### What the exercise asks
Entries follow. Set all of them down as they stand.

### Stored data entries
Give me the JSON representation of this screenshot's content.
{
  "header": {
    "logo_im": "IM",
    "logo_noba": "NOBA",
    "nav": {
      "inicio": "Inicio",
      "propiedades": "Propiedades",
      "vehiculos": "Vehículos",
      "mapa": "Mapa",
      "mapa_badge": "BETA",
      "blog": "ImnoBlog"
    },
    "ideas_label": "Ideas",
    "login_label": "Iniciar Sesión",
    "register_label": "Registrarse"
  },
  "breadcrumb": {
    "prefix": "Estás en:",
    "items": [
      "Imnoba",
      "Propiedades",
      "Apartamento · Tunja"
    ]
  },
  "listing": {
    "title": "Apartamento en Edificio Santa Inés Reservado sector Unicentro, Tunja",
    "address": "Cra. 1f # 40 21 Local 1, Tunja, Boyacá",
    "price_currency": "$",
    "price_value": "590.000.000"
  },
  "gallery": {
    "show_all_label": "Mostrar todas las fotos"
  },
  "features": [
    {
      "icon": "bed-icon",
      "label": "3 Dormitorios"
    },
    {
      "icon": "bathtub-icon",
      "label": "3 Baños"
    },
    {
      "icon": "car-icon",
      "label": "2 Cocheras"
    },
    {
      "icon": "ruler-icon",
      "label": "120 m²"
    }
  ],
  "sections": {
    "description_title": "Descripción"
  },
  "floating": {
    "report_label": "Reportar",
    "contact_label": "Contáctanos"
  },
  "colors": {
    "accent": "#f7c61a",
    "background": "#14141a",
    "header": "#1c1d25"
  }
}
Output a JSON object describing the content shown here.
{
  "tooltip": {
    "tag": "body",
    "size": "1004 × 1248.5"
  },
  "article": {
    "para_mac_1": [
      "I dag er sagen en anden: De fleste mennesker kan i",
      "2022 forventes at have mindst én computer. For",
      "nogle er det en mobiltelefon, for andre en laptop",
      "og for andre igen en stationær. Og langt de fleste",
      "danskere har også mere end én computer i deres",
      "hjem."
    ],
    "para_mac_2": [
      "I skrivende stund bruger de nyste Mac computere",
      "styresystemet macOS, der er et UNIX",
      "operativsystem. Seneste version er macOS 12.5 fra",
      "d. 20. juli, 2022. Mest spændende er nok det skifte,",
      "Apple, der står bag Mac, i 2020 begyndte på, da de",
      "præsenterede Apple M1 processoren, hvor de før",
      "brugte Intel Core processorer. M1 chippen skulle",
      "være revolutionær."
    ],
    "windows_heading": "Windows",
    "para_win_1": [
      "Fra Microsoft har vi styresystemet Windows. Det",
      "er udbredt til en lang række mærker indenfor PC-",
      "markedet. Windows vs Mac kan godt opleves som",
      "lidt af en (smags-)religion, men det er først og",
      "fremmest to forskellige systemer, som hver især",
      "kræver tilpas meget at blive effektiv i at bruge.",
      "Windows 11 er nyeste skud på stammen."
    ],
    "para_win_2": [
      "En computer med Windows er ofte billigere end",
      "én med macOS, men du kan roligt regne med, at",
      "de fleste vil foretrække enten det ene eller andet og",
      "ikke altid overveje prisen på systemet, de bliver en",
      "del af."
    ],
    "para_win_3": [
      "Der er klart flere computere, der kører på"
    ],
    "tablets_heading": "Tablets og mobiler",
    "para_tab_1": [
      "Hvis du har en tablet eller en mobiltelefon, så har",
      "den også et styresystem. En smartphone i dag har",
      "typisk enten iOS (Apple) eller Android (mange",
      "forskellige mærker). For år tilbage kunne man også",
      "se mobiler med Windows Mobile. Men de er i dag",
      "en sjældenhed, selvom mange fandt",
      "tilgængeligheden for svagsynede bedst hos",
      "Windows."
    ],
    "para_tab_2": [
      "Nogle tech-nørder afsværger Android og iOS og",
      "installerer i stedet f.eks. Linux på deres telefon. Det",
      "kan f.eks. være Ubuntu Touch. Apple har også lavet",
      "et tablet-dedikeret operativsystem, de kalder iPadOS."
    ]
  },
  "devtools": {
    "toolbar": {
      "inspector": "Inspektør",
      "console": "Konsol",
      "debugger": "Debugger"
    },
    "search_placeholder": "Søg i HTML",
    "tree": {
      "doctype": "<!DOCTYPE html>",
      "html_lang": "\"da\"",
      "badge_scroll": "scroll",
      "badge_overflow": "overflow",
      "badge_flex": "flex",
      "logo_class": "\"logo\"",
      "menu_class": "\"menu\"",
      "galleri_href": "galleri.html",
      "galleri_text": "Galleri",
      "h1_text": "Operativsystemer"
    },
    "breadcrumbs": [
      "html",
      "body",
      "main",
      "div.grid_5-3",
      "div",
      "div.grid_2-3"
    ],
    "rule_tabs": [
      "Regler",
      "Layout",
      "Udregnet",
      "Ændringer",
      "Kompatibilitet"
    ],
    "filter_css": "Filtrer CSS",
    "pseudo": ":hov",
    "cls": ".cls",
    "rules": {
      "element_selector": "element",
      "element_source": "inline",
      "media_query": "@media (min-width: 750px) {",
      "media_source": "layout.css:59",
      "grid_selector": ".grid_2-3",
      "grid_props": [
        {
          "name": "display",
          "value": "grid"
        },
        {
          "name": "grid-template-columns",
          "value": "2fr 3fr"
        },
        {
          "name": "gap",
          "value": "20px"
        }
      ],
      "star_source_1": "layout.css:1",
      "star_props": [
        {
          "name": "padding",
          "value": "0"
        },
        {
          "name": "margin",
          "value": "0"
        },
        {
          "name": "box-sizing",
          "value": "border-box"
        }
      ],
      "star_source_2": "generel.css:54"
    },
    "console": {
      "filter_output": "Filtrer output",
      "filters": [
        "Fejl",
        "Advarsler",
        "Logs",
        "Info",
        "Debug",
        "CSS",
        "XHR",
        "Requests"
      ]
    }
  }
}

### Full output
Give me the JSON representation of this screenshot's content.
{
  "header": {
    "logo_im": "IM",
    "logo_noba": "NOBA",
    "nav": {
      "inicio": "Inicio",
      "propiedades": "Propiedades",
      "vehiculos": "Vehículos",
      "mapa": "Mapa",
      "mapa_badge": "BETA",
      "blog": "ImnoBlog"
    },
    "ideas_label": "Ideas",
    "login_label": "Iniciar Sesión",
    "register_label": "Registrarse"
  },
  "breadcrumb": {
    "prefix": "Estás en:",
    "items": [
      "Imnoba",
      "Propiedades",
      "Apartamento · Tunja"
    ]
  },
  "listing": {
    "title": "Apartamento en Edificio Santa Inés Reservado sector Unicentro, Tunja",
    "address": "Cra. 1f # 40 21 Local 1, Tunja, Boyacá",
    "price_currency": "$",
    "price_value": "590.000.000"
  },
  "gallery": {
    "show_all_label": "Mostrar todas las fotos"
  },
  "features": [
    {
      "icon": "bed-icon",
      "label": "3 Dormitorios"
    },
    {
      "icon": "bathtub-icon",
      "label": "3 Baños"
    },
    {
      "icon": "car-icon",
      "label": "2 Cocheras"
    },
    {
      "icon": "ruler-icon",
      "label": "120 m²"
    }
  ],
  "sections": {
    "description_title": "Descripción"
  },
  "floating": {
    "report_label": "Reportar",
    "contact_label": "Contáctanos"
  },
  "colors": {
    "accent": "#f7c61a",
    "background": "#14141a",
    "header": "#1c1d25"
  }
}
Output a JSON object describing the content shown here.
{
  "tooltip": {
    "tag": "body",
    "size": "1004 × 1248.5"
  },
  "article": {
    "para_mac_1": [
      "I dag er sagen en anden: De fleste mennesker kan i",
      "2022 forventes at have mindst én computer. For",
      "nogle er det en mobiltelefon, for andre en laptop",
      "og for andre igen en stationær. Og langt de fleste",
      "danskere har også mere end én computer i deres",
      "hjem."
    ],
    "para_mac_2": [
      "I skrivende stund bruger de nyste Mac computere",
      "styresystemet macOS, der er et UNIX",
      "operativsystem. Seneste version er macOS 12.5 fra",
      "d. 20. juli, 2022. Mest spændende er nok det skifte,",
      "Apple, der står bag Mac, i 2020 begyndte på, da de",
      "præsenterede Apple M1 processoren, hvor de før",
      "brugte Intel Core processorer. M1 chippen skulle",
      "være revolutionær."
    ],
    "windows_heading": "Windows",
    "para_win_1": [
      "Fra Microsoft har vi styresystemet Windows. Det",
      "er udbredt til en lang række mærker indenfor PC-",
      "markedet. Windows vs Mac kan godt opleves som",
      "lidt af en (smags-)religion, men det er først og",
      "fremmest to forskellige systemer, som hver især",
      "kræver tilpas meget at blive effektiv i at bruge.",
      "Windows 11 er nyeste skud på stammen."
    ],
    "para_win_2": [
      "En computer med Windows er ofte billigere end",
      "én med macOS, men du kan roligt regne med, at",
      "de fleste vil foretrække enten det ene eller andet og",
      "ikke altid overveje prisen på systemet, de bliver en",
      "del af."
    ],
    "para_win_3": [
      "Der er klart flere computere, der kører på"
    ],
    "tablets_heading": "Tablets og mobiler",
    "para_tab_1": [
      "Hvis du har en tablet eller en mobiltelefon, så har",
      "den også et styresystem. En smartphone i dag har",
      "typisk enten iOS (Apple) eller Android (mange",
      "forskellige mærker). For år tilbage kunne man også",
      "se mobiler med Windows Mobile. Men de er i dag",
      "en sjældenhed, selvom mange fandt",
      "tilgængeligheden for svagsynede bedst hos",
      "Windows."
    ],
    "para_tab_2": [
      "Nogle tech-nørder afsværger Android og iOS og",
      "installerer i stedet f.eks. Linux på deres telefon. Det",
      "kan f.eks. være Ubuntu Touch. Apple har også lavet",
      "et tablet-dedikeret operativsystem, de kalder iPadOS."
    ]
  },
  "devtools": {
    "toolbar": {
      "inspector": "Inspektør",
      "console": "Konsol",
      "debugger": "Debugger"
    },
    "search_placeholder": "Søg i HTML",
    "tree": {
      "doctype": "<!DOCTYPE html>",
      "html_lang": "\"da\"",
      "badge_scroll": "scroll",
      "badge_overflow": "overflow",
      "badge_flex": "flex",
      "logo_class": "\"logo\"",
      "menu_class": "\"menu\"",
      "galleri_href": "galleri.html",
      "galleri_text": "Galleri",
      "h1_text": "Operativsystemer"
    },
    "breadcrumbs": [
      "html",
      "body",
      "main",
      "div.grid_5-3",
      "div",
      "div.grid_2-3"
    ],
    "rule_tabs": [
      "Regler",
      "Layout",
      "Udregnet",
      "Ændringer",
      "Kompatibilitet"
    ],
    "filter_css": "Filtrer CSS",
    "pseudo": ":hov",
    "cls": ".cls",
    "rules": {
      "element_selector": "element",
      "element_source": "inline",
      "media_query": "@media (min-width: 750px) {",
      "media_source": "layout.css:59",
      "grid_selector": ".grid_2-3",
      "grid_props": [
        {
          "name": "display",
          "value": "grid"
        },
        {
          "name": "grid-template-columns",
          "value": "2fr 3fr"
        },
        {
          "name": "gap",
          "value": "20px"
        }
      ],
      "star_source_1": "layout.css:1",
      "star_props": [
        {
          "name": "padding",
          "value": "0"
        },
        {
          "name": "margin",
          "value": "0"
        },
        {
          "name": "box-sizing",
          "value": "border-box"
        }
      ],
      "star_source_2": "generel.css:54"
    },
    "console": {
      "filter_output": "Filtrer output",
      "filters": [
        "Fejl",
        "Advarsler",
        "Logs",
        "Info",
        "Debug",
        "CSS",
        "XHR",
        "Requests"
      ]
    }
  }
}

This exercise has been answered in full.